----- Текст для чтения

С простой кошелкою базарной,
Всё босичком, с платком в руке,
Она на образ заалтарный
Глядит в смиренном далеке —
Глядит, как с улиц луч янтарный
Зажег все перлы на венке.
Когда же хлынет люд на паперть —
Вдруг разверзается простор,
Лесов распластанная скатерть,
Меж них — студеный блеск озер…
Ты здесь, Ты с нами, Дева — Матерь!
Куда ни глянь — Твой омофор.

Справа от собора, уже за оградой парка, южнее, молчаливо высится еще один уцелевший храм — Покрова. А за собором, где сквозь тополя и клены проблескивает зелено — голубой простор, свежеструганые ступеньки ведут вниз по круче к святому ключу Нила Столбенского. Подсчитано, что их сто семьдесят семь. Я спускался к нему впервые еще по скользящей тропке. Позвенивает, колышется прозрачная вода в тенистом утишье. Во времена первых приездов Даниила Андреева стояла над ключом деревянная трехглавая часовня, висели иконы, горели лампадки, двери были днем и ночью открыты.

Некогда приплыл сюда потаенно преподобный Нил на челне, поселился у ключа в укромной пещерке. Но дневавшие — ночевавшие на Десне рыбаки высмотрели монаха, нарушили молитвенное уединение, и сел как‑то чудотворец на камушек у воды, да и уплыл на нем неслышно, как появился. А перед отплытием прорек любопытным трубчевским обывателям: «Будете жить ни сытно ни голодно». Так и доныне живет городок — ни сытно ни голодно.

Но чтобы увидеть настоящий немереный простор, нужно от собора пройти влево, к отгороженному ржавеющей оградкой краю бывшего детинца. Отсюда видна внизу светящаяся Десна, и за почти прямой полоской невысокого берега луга, далеко расстелившиеся, как зеленая, без морщин, скатерть по княжеской столешнице. Наверное, эта даль осталась нетронутой со времен Буй — Тура Всеволода, первого трубчевского князя, когда здесь, рядом с собором, стоял княжеский замок или терем. На лугах темнеются загогулины сросшихся кустов, поблескивает кривым лезвием старица, а за далекими зарослями, правее, просвечивает Нерусса. Километров в двух — трех отсюда она впадает в Десну.

----------
----- Исходные записи

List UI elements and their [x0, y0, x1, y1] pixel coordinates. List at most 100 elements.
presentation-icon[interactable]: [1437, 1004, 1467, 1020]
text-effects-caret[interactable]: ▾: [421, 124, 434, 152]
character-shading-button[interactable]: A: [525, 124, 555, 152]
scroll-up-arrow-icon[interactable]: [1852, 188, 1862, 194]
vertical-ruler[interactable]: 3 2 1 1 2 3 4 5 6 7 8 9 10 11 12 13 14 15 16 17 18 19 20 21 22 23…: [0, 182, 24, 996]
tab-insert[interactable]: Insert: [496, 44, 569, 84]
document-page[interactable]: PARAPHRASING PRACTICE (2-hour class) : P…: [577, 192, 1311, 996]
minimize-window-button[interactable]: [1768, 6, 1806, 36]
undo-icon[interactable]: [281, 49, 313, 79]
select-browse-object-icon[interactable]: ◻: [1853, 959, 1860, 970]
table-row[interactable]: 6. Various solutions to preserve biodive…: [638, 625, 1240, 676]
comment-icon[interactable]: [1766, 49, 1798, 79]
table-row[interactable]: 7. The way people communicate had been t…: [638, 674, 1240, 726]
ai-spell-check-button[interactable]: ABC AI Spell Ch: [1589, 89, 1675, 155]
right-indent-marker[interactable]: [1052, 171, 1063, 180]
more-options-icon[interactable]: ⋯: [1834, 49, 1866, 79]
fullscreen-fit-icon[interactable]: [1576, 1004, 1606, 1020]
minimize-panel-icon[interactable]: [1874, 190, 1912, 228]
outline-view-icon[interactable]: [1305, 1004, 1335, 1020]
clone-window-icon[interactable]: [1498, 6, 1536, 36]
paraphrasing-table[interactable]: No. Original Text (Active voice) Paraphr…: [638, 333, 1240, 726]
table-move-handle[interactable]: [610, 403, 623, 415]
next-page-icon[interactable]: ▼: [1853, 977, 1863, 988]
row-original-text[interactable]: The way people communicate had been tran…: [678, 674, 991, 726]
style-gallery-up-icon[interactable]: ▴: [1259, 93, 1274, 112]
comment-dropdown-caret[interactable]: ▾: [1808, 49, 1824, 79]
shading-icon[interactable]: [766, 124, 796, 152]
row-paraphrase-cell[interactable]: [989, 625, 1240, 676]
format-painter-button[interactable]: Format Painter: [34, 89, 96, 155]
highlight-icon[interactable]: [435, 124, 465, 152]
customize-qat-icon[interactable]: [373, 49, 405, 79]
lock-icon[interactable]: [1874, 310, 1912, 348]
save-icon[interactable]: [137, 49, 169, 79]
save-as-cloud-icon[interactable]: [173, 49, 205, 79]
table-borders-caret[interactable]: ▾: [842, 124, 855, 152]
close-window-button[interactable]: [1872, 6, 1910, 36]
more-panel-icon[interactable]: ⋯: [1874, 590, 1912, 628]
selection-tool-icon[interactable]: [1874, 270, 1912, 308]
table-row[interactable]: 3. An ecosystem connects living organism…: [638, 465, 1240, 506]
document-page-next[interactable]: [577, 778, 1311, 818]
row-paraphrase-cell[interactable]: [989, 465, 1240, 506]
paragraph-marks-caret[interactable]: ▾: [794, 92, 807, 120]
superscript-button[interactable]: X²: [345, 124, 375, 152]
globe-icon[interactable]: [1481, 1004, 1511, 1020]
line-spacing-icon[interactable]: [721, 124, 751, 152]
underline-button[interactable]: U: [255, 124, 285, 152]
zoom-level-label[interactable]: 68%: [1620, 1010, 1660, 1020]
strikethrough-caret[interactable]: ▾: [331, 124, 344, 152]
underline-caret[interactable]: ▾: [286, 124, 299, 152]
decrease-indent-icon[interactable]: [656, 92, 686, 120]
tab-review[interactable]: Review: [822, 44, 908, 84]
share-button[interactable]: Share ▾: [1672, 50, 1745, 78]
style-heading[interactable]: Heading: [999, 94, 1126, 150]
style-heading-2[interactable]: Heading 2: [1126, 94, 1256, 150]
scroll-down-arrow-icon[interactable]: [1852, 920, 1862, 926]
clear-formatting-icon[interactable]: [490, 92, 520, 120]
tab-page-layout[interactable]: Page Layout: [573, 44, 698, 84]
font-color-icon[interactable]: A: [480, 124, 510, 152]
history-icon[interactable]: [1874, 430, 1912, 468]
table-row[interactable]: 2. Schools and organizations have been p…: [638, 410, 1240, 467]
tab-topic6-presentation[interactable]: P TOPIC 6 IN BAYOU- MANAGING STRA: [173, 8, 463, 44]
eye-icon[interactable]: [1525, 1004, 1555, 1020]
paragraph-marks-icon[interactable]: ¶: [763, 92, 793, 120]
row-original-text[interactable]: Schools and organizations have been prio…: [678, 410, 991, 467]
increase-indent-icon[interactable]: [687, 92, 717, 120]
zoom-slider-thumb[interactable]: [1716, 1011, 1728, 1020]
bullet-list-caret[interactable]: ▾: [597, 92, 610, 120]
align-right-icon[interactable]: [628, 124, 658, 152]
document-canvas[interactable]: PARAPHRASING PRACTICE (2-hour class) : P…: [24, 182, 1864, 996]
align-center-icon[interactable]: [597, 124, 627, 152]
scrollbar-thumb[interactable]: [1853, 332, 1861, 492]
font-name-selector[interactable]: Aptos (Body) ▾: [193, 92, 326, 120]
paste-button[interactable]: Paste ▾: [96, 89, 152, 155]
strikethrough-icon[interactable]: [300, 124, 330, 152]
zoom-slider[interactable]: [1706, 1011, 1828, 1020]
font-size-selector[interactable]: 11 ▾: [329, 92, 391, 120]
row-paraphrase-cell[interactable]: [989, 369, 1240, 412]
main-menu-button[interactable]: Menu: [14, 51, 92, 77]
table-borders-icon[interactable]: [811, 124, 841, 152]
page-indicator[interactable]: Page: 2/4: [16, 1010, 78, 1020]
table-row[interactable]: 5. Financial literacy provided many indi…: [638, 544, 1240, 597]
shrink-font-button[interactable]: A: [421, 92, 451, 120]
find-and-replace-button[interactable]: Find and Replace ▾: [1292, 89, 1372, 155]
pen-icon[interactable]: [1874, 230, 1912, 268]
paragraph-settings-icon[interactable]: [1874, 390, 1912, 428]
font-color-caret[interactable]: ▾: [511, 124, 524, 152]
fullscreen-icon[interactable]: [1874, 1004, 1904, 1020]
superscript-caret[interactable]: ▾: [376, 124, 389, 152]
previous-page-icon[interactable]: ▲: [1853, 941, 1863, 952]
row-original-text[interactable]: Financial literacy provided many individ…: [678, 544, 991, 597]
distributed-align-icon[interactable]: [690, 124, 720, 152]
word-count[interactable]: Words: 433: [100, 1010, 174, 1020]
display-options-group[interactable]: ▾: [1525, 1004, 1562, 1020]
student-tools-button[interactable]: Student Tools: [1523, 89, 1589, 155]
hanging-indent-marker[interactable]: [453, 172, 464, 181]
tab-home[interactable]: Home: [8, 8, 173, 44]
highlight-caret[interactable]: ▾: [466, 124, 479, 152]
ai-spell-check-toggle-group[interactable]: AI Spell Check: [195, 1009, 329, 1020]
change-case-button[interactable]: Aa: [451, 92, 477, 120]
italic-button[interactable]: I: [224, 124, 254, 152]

----------

### Задания
1. Ответьте по тексту для чтения:
(a) Сколько ступенек ведет вниз к святому ключу Нила Столбенского?
(b) Что прорек преподобный Нил трубчевским обывателям перед отплытием?
(c) Какой храм высится справа от собора, за оградой парка?
2. Воспроизведите без изменений строки записей от самого начала до строки с «character-shading-button[interactable]: A: [525, 124, 555, 152]» включительно.

### Ответы
1.
(a) Сто семьдесят семь.
(b) «Будете жить ни сытно ни голодно».
(c) Храм Покрова.

2.
List UI elements and their [x0, y0, x1, y1] pixel coordinates. List at most 100 elements.
presentation-icon[interactable]: [1437, 1004, 1467, 1020]
text-effects-caret[interactable]: ▾: [421, 124, 434, 152]
character-shading-button[interactable]: A: [525, 124, 555, 152]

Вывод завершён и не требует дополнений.